◆ Prompt: Lines containing the word "Total" are to be located and copied.

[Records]
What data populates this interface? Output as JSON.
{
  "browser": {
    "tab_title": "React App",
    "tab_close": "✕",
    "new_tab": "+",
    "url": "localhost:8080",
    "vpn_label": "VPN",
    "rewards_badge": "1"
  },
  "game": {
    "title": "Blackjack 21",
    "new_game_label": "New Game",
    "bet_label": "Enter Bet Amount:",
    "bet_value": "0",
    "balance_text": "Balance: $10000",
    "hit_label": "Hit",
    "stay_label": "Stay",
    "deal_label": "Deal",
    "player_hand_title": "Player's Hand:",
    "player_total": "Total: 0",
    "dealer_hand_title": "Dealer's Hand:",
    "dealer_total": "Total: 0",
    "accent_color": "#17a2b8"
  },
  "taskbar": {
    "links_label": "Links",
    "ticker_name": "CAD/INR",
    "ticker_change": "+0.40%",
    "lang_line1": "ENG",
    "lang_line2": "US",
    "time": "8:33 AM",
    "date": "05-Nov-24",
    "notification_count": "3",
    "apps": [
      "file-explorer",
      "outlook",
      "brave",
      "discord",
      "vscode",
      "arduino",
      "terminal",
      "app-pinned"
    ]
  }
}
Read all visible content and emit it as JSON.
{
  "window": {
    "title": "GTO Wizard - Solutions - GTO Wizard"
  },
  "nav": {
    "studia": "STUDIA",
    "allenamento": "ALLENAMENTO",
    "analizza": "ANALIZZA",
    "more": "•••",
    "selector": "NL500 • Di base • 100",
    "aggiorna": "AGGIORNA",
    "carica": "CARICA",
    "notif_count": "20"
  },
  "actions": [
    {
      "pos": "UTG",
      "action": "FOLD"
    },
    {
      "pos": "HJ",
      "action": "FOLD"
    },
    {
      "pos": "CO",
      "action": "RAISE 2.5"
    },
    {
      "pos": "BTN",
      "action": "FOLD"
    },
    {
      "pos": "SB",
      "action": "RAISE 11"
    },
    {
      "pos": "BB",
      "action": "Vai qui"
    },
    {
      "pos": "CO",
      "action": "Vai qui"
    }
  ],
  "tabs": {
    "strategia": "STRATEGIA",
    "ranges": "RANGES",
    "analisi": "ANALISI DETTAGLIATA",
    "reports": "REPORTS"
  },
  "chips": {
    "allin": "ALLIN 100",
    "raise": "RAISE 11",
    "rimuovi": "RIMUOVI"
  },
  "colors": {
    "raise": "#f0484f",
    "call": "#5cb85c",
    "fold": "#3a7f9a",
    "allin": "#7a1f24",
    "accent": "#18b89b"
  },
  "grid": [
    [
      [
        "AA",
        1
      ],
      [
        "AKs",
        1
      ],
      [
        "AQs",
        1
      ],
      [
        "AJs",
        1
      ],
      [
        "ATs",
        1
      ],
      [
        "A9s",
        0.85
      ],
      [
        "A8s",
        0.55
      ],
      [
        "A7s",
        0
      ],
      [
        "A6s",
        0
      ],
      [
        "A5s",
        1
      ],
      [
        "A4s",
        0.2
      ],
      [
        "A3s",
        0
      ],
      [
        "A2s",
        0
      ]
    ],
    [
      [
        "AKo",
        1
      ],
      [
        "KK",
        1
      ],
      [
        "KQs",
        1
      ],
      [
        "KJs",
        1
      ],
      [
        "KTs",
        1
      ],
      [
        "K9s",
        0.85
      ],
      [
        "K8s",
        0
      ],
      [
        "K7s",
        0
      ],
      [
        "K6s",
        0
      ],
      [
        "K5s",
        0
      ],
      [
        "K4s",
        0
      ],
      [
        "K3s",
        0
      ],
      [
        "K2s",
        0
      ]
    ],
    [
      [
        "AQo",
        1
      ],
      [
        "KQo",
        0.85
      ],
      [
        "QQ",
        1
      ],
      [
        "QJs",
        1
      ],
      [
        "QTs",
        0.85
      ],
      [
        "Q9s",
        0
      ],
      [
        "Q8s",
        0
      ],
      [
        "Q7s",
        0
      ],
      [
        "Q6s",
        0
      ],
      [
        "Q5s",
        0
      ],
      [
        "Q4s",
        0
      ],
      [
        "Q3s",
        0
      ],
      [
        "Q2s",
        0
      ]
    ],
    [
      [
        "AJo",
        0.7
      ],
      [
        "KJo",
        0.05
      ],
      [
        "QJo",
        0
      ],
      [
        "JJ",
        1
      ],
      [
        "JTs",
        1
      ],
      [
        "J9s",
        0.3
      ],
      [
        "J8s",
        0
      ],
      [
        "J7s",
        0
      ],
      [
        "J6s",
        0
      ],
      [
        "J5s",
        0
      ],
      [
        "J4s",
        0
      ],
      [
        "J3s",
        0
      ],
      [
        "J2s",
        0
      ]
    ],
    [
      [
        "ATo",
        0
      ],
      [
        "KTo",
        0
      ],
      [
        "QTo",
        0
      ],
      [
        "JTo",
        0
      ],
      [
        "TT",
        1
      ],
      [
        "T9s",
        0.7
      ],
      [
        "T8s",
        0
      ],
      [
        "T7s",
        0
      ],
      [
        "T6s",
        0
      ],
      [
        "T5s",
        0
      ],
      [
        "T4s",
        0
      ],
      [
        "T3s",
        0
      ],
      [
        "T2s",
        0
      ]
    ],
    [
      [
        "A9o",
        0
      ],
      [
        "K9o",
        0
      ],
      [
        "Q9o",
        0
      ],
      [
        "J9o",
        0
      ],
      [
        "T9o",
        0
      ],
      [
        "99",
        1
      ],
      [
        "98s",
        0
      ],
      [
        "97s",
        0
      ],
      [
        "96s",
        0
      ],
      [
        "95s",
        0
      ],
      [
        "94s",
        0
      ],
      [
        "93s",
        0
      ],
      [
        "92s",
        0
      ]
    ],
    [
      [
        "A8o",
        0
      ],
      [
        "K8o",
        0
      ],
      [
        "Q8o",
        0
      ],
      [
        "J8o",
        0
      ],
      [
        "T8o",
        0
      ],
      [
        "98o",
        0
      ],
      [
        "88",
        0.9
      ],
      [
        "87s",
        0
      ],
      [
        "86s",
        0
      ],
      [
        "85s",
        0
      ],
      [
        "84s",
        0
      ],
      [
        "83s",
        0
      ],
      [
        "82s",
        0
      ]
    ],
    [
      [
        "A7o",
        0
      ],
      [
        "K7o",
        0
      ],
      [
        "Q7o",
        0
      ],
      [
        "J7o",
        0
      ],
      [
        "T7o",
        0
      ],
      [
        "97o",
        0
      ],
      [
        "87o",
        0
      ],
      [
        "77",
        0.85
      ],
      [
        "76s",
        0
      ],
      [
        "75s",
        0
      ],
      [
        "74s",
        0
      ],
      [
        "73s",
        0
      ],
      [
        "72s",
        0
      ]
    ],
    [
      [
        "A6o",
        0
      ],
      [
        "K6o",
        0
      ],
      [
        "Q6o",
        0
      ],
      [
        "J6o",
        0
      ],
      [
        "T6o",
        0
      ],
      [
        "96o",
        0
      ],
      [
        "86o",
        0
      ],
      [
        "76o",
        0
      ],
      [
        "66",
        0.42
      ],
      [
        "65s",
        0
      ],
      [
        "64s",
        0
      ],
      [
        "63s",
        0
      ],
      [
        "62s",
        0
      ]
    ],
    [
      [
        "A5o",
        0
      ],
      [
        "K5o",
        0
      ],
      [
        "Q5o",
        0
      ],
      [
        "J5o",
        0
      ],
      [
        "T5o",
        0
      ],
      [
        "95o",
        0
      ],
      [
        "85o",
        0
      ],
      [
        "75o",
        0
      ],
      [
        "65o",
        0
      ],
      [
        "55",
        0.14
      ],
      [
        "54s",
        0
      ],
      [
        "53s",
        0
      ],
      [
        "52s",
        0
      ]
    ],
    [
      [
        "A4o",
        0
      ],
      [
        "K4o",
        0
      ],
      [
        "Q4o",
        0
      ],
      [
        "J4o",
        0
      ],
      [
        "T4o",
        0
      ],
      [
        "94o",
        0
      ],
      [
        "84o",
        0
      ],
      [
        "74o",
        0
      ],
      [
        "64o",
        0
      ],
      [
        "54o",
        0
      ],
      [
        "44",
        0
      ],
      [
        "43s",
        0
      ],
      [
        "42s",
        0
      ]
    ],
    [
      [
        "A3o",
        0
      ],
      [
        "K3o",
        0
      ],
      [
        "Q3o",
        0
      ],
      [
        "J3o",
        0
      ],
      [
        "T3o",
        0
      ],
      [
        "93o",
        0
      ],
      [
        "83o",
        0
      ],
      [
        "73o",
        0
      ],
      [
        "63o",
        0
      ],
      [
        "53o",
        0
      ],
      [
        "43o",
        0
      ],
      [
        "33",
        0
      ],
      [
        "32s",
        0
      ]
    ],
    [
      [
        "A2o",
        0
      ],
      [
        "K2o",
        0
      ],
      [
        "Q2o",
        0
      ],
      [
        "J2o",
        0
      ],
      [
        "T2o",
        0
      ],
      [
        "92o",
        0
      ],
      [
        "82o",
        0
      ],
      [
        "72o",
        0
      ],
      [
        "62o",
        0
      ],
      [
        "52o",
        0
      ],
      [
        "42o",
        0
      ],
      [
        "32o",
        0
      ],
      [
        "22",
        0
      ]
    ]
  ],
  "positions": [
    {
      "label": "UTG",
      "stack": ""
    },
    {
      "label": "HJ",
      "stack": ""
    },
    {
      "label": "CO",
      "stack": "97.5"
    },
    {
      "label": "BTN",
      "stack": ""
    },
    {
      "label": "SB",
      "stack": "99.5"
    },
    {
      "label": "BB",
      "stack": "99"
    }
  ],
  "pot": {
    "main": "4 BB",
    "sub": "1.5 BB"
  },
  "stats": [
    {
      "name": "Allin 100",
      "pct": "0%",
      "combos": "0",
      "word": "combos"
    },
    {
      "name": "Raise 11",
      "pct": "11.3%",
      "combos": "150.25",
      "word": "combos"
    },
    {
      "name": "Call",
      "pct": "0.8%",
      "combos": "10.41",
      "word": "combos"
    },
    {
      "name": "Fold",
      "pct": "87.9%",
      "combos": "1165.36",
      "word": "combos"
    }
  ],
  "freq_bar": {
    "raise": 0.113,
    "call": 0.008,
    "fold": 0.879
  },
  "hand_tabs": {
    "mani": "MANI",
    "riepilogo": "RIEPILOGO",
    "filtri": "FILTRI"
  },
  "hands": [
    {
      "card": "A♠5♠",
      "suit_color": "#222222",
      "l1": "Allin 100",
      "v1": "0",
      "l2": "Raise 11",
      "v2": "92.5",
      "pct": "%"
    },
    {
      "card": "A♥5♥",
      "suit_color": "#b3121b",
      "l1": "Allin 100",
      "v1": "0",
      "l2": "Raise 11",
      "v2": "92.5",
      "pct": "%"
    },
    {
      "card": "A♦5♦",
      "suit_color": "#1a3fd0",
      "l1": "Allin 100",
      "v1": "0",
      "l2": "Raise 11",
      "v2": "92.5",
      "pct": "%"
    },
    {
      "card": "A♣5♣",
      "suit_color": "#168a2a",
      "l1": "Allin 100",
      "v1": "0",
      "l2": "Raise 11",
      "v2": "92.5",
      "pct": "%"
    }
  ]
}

◆ Task output:
    "player_total": "Total: 0",
    "dealer_total": "Total: 0",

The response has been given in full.